EXERCISE REQUIREMENTS ▸ Reproduce the lines below word for word, beginning with the very first line and continuing through the line containing "data-point [372, 591, 381, 600]", including both ends, and stop there.

RECORDED INFORMATION ▸

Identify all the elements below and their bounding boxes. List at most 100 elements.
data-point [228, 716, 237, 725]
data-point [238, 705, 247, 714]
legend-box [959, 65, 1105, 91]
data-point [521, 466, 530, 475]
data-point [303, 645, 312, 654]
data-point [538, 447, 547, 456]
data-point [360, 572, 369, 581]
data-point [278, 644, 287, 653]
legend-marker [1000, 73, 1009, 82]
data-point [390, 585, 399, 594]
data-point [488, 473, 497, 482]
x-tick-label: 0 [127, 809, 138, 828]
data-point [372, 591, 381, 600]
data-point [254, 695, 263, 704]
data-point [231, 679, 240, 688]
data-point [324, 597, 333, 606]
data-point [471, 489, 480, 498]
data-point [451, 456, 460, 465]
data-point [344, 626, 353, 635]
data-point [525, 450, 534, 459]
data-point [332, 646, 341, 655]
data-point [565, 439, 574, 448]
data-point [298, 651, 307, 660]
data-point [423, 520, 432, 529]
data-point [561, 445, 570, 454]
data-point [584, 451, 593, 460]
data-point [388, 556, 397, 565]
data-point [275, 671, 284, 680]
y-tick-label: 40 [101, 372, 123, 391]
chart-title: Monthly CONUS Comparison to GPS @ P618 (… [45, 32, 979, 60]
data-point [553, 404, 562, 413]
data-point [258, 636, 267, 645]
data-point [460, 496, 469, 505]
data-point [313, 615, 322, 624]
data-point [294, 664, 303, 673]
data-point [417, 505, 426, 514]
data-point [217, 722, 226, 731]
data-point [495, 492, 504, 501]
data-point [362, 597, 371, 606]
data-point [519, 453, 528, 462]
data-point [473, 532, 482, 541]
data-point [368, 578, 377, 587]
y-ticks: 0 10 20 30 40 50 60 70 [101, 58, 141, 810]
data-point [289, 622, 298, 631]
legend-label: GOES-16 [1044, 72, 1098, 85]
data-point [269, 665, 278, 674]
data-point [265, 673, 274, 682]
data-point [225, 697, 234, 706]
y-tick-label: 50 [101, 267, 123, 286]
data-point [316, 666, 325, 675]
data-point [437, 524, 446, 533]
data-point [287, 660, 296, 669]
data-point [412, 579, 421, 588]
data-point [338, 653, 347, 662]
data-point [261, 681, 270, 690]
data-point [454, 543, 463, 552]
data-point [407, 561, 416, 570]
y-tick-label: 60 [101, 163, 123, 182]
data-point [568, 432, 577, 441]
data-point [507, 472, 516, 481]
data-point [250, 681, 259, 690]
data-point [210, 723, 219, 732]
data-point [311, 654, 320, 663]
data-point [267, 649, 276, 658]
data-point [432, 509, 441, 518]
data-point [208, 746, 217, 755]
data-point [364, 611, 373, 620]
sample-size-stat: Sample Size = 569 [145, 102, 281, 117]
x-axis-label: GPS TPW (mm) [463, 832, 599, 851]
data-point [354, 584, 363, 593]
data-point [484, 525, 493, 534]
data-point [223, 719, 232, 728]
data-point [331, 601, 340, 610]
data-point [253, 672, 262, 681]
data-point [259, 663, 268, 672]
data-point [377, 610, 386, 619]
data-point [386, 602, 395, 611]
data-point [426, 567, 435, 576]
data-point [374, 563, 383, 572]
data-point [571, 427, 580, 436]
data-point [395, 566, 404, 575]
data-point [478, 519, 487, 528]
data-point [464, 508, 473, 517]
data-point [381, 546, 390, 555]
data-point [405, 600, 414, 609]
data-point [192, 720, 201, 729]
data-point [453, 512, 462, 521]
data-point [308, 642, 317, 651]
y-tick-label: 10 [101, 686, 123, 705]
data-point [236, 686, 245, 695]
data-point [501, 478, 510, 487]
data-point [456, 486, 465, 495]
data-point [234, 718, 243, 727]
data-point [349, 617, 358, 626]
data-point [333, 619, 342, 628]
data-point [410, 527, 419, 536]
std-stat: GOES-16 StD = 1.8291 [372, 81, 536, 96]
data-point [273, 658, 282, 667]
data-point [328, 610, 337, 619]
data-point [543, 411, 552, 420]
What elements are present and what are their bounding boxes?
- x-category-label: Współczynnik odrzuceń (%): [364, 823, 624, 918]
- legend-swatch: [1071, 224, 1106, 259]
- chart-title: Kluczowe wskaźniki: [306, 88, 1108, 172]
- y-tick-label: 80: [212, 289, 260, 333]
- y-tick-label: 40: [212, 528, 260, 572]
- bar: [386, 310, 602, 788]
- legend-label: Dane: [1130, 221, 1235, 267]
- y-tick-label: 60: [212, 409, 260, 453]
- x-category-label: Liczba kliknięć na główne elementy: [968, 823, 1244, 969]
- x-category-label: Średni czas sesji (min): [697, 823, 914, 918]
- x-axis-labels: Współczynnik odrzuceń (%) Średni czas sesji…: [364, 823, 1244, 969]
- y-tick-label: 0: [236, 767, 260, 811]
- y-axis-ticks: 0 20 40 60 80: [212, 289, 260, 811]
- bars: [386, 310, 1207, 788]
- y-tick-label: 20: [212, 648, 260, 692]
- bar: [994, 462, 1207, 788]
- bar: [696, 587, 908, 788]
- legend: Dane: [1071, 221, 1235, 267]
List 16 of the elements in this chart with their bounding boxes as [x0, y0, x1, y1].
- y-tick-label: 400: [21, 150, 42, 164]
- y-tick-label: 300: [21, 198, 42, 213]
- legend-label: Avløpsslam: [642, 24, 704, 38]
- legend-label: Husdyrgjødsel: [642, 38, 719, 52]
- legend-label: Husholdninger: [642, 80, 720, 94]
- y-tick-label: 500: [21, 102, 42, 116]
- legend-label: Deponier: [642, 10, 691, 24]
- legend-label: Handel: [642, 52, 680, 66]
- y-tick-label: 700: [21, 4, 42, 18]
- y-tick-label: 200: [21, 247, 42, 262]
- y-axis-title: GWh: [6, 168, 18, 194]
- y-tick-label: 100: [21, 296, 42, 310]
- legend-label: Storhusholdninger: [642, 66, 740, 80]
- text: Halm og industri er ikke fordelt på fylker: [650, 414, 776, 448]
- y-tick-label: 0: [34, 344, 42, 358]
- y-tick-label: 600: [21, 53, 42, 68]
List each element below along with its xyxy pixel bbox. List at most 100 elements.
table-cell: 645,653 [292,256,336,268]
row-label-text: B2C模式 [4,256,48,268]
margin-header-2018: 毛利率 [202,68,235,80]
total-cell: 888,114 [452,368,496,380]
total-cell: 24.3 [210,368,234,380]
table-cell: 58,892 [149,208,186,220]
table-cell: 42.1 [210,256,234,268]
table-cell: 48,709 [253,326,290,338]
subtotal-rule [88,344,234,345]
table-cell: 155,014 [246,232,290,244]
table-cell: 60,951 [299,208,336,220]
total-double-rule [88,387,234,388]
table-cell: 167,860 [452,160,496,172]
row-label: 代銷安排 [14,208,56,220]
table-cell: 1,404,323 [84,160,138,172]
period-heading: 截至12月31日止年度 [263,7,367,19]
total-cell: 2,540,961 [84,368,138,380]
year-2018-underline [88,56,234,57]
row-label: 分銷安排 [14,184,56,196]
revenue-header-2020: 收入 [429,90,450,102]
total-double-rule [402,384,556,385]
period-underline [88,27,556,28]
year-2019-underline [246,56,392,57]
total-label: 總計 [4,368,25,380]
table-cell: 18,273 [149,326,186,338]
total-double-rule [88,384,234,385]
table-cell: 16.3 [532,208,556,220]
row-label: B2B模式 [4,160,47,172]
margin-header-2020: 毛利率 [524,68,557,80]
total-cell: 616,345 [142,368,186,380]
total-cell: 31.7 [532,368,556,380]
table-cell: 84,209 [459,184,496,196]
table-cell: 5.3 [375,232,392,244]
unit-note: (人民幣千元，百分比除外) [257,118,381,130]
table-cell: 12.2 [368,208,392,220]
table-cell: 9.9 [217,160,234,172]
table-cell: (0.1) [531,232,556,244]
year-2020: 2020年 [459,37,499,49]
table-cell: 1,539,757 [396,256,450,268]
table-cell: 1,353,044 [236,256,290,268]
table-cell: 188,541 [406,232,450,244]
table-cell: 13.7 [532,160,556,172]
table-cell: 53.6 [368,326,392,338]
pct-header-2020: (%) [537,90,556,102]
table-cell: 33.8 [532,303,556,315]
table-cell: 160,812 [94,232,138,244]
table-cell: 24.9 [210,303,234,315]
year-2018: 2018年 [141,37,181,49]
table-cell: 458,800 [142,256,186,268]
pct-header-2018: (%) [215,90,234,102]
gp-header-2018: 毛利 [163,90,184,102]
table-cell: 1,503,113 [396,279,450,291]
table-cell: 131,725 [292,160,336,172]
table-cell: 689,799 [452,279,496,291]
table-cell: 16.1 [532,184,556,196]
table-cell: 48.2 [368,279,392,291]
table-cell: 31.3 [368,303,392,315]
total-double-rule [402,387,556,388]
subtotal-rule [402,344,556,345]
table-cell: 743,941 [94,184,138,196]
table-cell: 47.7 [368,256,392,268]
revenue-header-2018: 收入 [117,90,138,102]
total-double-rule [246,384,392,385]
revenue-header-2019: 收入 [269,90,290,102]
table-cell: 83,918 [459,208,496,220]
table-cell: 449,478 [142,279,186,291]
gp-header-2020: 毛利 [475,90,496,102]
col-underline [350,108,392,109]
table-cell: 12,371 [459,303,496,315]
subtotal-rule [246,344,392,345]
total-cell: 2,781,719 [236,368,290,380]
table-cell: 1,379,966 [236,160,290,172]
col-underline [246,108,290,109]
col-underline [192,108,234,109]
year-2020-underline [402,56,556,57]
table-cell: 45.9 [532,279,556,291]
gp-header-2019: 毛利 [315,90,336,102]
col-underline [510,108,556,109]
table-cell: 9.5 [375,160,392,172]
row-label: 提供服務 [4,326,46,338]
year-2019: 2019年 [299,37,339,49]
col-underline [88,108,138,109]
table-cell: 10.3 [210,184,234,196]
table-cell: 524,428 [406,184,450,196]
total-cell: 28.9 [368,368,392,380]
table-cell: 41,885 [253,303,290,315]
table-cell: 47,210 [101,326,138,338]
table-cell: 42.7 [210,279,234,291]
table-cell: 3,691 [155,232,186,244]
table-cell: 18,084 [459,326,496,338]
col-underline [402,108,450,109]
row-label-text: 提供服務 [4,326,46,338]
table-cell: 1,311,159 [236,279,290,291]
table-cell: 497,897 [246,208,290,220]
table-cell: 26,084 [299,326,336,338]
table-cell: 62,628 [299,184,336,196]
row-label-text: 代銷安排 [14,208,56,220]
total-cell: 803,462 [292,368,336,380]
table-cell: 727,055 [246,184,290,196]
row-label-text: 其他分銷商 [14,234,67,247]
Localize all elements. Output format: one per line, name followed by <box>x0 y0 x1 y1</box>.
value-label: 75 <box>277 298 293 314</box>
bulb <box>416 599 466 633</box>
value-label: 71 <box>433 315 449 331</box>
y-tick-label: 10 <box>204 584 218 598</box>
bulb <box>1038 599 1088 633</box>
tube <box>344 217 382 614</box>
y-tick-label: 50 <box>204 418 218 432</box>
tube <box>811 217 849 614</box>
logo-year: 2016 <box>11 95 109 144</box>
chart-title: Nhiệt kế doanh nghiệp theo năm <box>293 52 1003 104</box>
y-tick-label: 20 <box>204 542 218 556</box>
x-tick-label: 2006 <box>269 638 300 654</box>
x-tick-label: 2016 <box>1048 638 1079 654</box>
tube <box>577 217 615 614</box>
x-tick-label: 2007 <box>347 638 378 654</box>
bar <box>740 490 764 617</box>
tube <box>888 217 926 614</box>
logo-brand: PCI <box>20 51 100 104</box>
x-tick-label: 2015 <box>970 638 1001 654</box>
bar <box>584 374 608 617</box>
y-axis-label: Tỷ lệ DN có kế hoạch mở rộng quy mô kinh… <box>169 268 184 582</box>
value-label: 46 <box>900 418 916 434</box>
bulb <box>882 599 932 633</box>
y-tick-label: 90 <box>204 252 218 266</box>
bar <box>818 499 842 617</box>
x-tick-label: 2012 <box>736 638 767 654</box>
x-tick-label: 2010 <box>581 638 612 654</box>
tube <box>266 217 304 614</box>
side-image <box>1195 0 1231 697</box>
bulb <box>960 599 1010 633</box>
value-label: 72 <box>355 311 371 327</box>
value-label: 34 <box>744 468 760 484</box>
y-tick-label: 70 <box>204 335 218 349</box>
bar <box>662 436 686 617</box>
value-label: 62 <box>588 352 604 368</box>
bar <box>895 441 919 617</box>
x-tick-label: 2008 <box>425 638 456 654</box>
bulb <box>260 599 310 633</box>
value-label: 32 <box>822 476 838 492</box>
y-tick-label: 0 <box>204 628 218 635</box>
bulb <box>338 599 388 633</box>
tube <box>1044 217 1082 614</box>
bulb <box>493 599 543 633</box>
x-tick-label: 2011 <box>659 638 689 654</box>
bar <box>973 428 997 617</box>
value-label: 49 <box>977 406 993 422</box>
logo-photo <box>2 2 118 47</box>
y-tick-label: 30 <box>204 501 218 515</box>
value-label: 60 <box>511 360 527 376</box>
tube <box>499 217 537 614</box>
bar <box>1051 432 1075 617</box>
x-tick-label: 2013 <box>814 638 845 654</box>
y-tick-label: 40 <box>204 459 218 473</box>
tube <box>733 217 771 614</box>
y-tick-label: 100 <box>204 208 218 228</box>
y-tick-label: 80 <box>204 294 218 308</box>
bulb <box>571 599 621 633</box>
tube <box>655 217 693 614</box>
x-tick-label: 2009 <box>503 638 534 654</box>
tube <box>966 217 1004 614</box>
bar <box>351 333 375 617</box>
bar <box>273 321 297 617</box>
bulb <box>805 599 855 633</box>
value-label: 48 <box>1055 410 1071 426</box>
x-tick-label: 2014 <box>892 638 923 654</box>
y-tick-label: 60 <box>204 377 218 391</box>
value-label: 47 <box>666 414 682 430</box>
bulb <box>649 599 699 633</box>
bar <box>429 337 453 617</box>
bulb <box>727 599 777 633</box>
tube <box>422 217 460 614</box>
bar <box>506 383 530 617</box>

CORRECT RESPONSE ▸
Identify all the elements below and their bounding boxes. List at most 100 elements.
data-point [228, 716, 237, 725]
data-point [238, 705, 247, 714]
legend-box [959, 65, 1105, 91]
data-point [521, 466, 530, 475]
data-point [303, 645, 312, 654]
data-point [538, 447, 547, 456]
data-point [360, 572, 369, 581]
data-point [278, 644, 287, 653]
legend-marker [1000, 73, 1009, 82]
data-point [390, 585, 399, 594]
data-point [488, 473, 497, 482]
x-tick-label: 0 [127, 809, 138, 828]
data-point [372, 591, 381, 600]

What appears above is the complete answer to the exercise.